**Dataset records**.
-.-.-

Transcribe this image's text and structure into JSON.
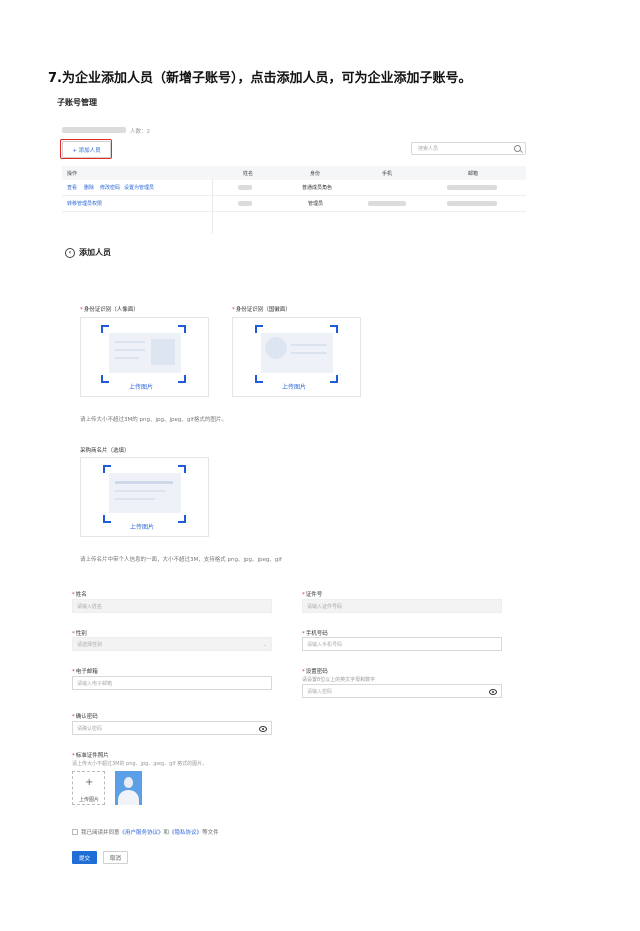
{
  "heading": "7.为企业添加人员（新增子账号），点击添加人员，可为企业添加子账号。",
  "section_title": "子账号管理",
  "account": {
    "count_label": "人数：2"
  },
  "toolbar": {
    "add_label": "+ 添加人员",
    "search_placeholder": "搜索人员"
  },
  "table": {
    "headers": [
      "操作",
      "姓名",
      "身份",
      "手机",
      "邮箱"
    ],
    "rows": [
      {
        "actions": [
          "查看",
          "删除",
          "修改密码",
          "设置为管理员"
        ],
        "role": "普通成员角色"
      },
      {
        "actions": [
          "转移管理员权限"
        ],
        "role": "管理员"
      }
    ]
  },
  "form": {
    "back_title": "添加人员",
    "id_front_label": "身份证识别（人像面）",
    "id_back_label": "身份证识别（国徽面）",
    "upload_label": "上传图片",
    "id_hint": "请上传大小不超过3M的 png、jpg、jpeg、gif格式的图片。",
    "card_label": "采购商名片（选填）",
    "card_hint": "请上传名片中带个人信息的一面，大小不超过3M，支持格式 png、jpg、jpeg、gif",
    "name_label": "姓名",
    "name_placeholder": "请输入姓名",
    "idno_label": "证件号",
    "idno_placeholder": "请输入证件号码",
    "gender_label": "性别",
    "gender_placeholder": "请选择性别",
    "phone_label": "手机号码",
    "phone_placeholder": "请输入手机号码",
    "email_label": "电子邮箱",
    "email_placeholder": "请输入电子邮箱",
    "password_label": "设置密码",
    "password_hint": "请设置8位以上的英文字母和数字",
    "password_placeholder": "请输入密码",
    "confirm_label": "确认密码",
    "confirm_placeholder": "请确认密码",
    "photo_label": "标准证件照片",
    "photo_hint": "请上传大小不超过3M的 png、jpg、jpeg、gif 格式的图片。",
    "photo_upload_label": "上传图片",
    "agree_prefix": "我已阅读并同意",
    "agree_link1": "《用户服务协议》",
    "agree_and": "和",
    "agree_link2": "《隐私协议》",
    "agree_suffix": "等文件",
    "submit_label": "提交",
    "cancel_label": "取消"
  },
  "colors": {
    "accent": "#1f6ed6",
    "link": "#2b66d6",
    "highlight": "#e02b2b"
  }
}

-.-.-

**WHAT IS NEEDED**. Determine how many lines in the records contain "jpeg", and reply with the number only.

**SOLUTION TO THE PROBLEM**. 3